→ **Given instruction**: Only the number is wanted: tally the lines below that contain the word "title".

Collected data
^^^^
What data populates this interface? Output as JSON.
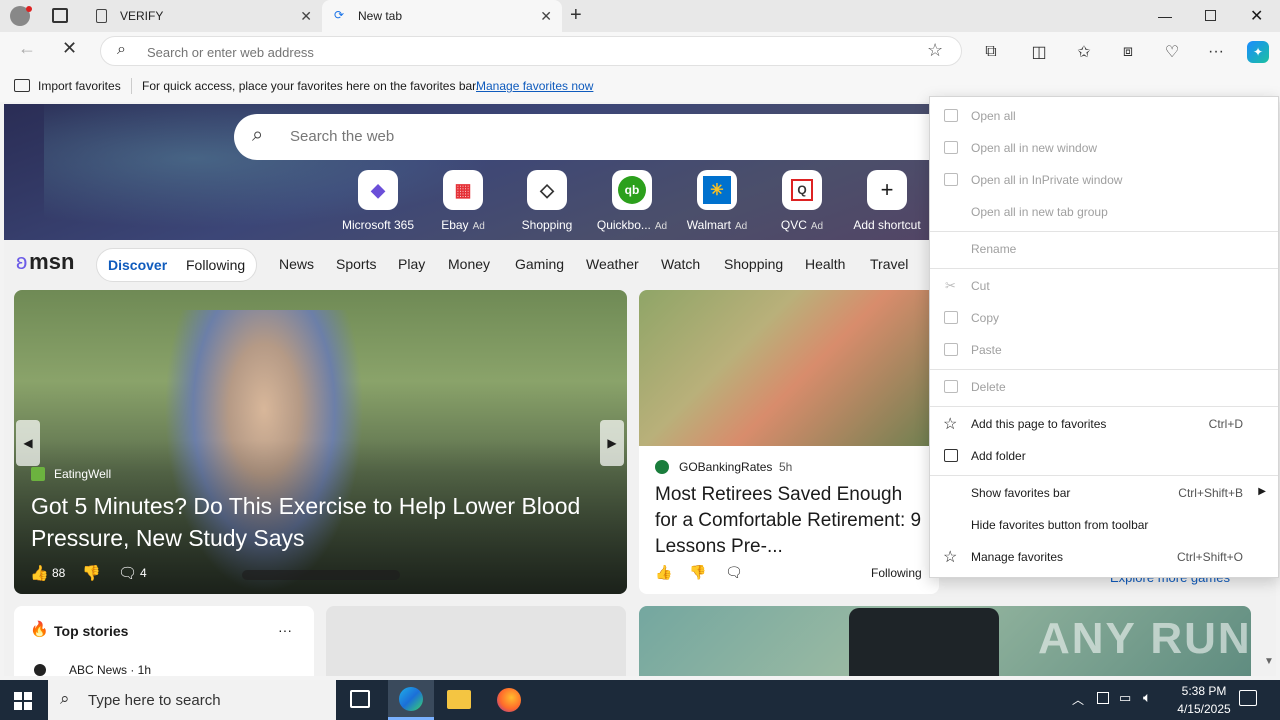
{
  "tabs": [
    {
      "title": "VERIFY"
    },
    {
      "title": "New tab"
    }
  ],
  "address": {
    "placeholder": "Search or enter web address"
  },
  "favbar": {
    "import": "Import favorites",
    "hint": "For quick access, place your favorites here on the favorites bar.",
    "manage_link": "Manage favorites now"
  },
  "search": {
    "placeholder": "Search the web"
  },
  "quicklinks": [
    {
      "label": "Microsoft 365",
      "ad": "",
      "icon": "ms365-icon"
    },
    {
      "label": "Ebay",
      "ad": "Ad",
      "icon": "ebay-icon"
    },
    {
      "label": "Shopping",
      "ad": "",
      "icon": "tag-icon"
    },
    {
      "label": "Quickbo...",
      "ad": "Ad",
      "icon": "quickbooks-icon"
    },
    {
      "label": "Walmart",
      "ad": "Ad",
      "icon": "walmart-icon"
    },
    {
      "label": "QVC",
      "ad": "Ad",
      "icon": "qvc-icon"
    },
    {
      "label": "Add shortcut",
      "ad": "",
      "icon": "plus-icon"
    }
  ],
  "msn": {
    "logo": "msn",
    "pills": [
      "Discover",
      "Following"
    ],
    "nav": [
      "News",
      "Sports",
      "Play",
      "Money",
      "Gaming",
      "Weather",
      "Watch",
      "Shopping",
      "Health",
      "Travel"
    ]
  },
  "hero_story": {
    "source": "EatingWell",
    "headline": "Got 5 Minutes? Do This Exercise to Help Lower Blood Pressure, New Study Says",
    "likes": "88",
    "comments": "4"
  },
  "side_story": {
    "source": "GOBankingRates",
    "age": "5h",
    "headline": "Most Retirees Saved Enough for a Comfortable Retirement: 9 Lessons Pre-...",
    "following": "Following"
  },
  "top_stories": {
    "title": "Top stories",
    "more": "···",
    "first_source": "ABC News · 1h"
  },
  "games_link": "Explore more games",
  "watermark": "ANY RUN",
  "context_menu": {
    "groups": [
      [
        {
          "label": "Open all",
          "shortcut": "",
          "disabled": true
        },
        {
          "label": "Open all in new window",
          "shortcut": "",
          "disabled": true
        },
        {
          "label": "Open all in InPrivate window",
          "shortcut": "",
          "disabled": true
        },
        {
          "label": "Open all in new tab group",
          "shortcut": "",
          "disabled": true
        }
      ],
      [
        {
          "label": "Rename",
          "shortcut": "",
          "disabled": true
        }
      ],
      [
        {
          "label": "Cut",
          "shortcut": "",
          "disabled": true
        },
        {
          "label": "Copy",
          "shortcut": "",
          "disabled": true
        },
        {
          "label": "Paste",
          "shortcut": "",
          "disabled": true
        }
      ],
      [
        {
          "label": "Delete",
          "shortcut": "",
          "disabled": true
        }
      ],
      [
        {
          "label": "Add this page to favorites",
          "shortcut": "Ctrl+D",
          "disabled": false
        },
        {
          "label": "Add folder",
          "shortcut": "",
          "disabled": false
        }
      ],
      [
        {
          "label": "Show favorites bar",
          "shortcut": "Ctrl+Shift+B",
          "disabled": false,
          "submenu": true
        },
        {
          "label": "Hide favorites button from toolbar",
          "shortcut": "",
          "disabled": false
        },
        {
          "label": "Manage favorites",
          "shortcut": "Ctrl+Shift+O",
          "disabled": false
        }
      ]
    ]
  },
  "taskbar": {
    "search_placeholder": "Type here to search",
    "time": "5:38 PM",
    "date": "4/15/2025"
  }
}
^^^^
→ **Answer to this exercise**: 3